START Records for this task

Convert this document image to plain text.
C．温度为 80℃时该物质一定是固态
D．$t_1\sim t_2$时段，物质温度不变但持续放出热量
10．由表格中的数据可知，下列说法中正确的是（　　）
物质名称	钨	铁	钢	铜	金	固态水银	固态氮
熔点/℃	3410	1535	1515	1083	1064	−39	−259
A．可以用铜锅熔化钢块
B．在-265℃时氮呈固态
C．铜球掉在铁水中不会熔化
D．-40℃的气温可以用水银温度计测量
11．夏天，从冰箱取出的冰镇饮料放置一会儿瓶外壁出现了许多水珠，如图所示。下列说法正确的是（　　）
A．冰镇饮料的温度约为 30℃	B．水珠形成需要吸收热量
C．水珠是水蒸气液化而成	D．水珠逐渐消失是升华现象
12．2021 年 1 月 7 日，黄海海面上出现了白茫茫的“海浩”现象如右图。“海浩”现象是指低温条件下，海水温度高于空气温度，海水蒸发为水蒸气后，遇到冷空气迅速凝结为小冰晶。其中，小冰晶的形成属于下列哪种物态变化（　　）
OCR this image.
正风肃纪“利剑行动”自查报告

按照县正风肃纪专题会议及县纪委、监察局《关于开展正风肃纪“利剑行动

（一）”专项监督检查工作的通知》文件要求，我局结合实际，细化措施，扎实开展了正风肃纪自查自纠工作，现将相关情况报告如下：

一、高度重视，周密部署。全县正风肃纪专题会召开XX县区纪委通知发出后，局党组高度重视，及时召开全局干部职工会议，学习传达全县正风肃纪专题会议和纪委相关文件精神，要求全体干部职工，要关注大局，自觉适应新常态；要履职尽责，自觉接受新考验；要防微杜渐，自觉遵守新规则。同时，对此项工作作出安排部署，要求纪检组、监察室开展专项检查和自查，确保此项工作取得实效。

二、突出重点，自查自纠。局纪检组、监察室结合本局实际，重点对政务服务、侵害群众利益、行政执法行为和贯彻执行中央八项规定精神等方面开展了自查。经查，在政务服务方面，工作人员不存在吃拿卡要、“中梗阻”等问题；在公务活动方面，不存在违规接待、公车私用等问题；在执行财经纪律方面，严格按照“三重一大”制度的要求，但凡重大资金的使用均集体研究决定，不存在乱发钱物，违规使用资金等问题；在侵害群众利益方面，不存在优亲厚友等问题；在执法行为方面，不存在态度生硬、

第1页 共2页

END Records for this task

» What the exercise asks:
Copy out the material above in its entirety. Every detail must match.

» Solution to this problem:
Convert this document image to plain text.
C．温度为 80℃时该物质一定是固态
D．$t_1\sim t_2$时段，物质温度不变但持续放出热量
10．由表格中的数据可知，下列说法中正确的是（　　）
物质名称	钨	铁	钢	铜	金	固态水银	固态氮
熔点/℃	3410	1535	1515	1083	1064	−39	−259
A．可以用铜锅熔化钢块
B．在-265℃时氮呈固态
C．铜球掉在铁水中不会熔化
D．-40℃的气温可以用水银温度计测量
11．夏天，从冰箱取出的冰镇饮料放置一会儿瓶外壁出现了许多水珠，如图所示。下列说法正确的是（　　）
A．冰镇饮料的温度约为 30℃	B．水珠形成需要吸收热量
C．水珠是水蒸气液化而成	D．水珠逐渐消失是升华现象
12．2021 年 1 月 7 日，黄海海面上出现了白茫茫的“海浩”现象如右图。“海浩”现象是指低温条件下，海水温度高于空气温度，海水蒸发为水蒸气后，遇到冷空气迅速凝结为小冰晶。其中，小冰晶的形成属于下列哪种物态变化（　　）
OCR this image.
正风肃纪“利剑行动”自查报告

按照县正风肃纪专题会议及县纪委、监察局《关于开展正风肃纪“利剑行动

（一）”专项监督检查工作的通知》文件要求，我局结合实际，细化措施，扎实开展了正风肃纪自查自纠工作，现将相关情况报告如下：

一、高度重视，周密部署。全县正风肃纪专题会召开XX县区纪委通知发出后，局党组高度重视，及时召开全局干部职工会议，学习传达全县正风肃纪专题会议和纪委相关文件精神，要求全体干部职工，要关注大局，自觉适应新常态；要履职尽责，自觉接受新考验；要防微杜渐，自觉遵守新规则。同时，对此项工作作出安排部署，要求纪检组、监察室开展专项检查和自查，确保此项工作取得实效。

二、突出重点，自查自纠。局纪检组、监察室结合本局实际，重点对政务服务、侵害群众利益、行政执法行为和贯彻执行中央八项规定精神等方面开展了自查。经查，在政务服务方面，工作人员不存在吃拿卡要、“中梗阻”等问题；在公务活动方面，不存在违规接待、公车私用等问题；在执行财经纪律方面，严格按照“三重一大”制度的要求，但凡重大资金的使用均集体研究决定，不存在乱发钱物，违规使用资金等问题；在侵害群众利益方面，不存在优亲厚友等问题；在执法行为方面，不存在态度生硬、

第1页 共2页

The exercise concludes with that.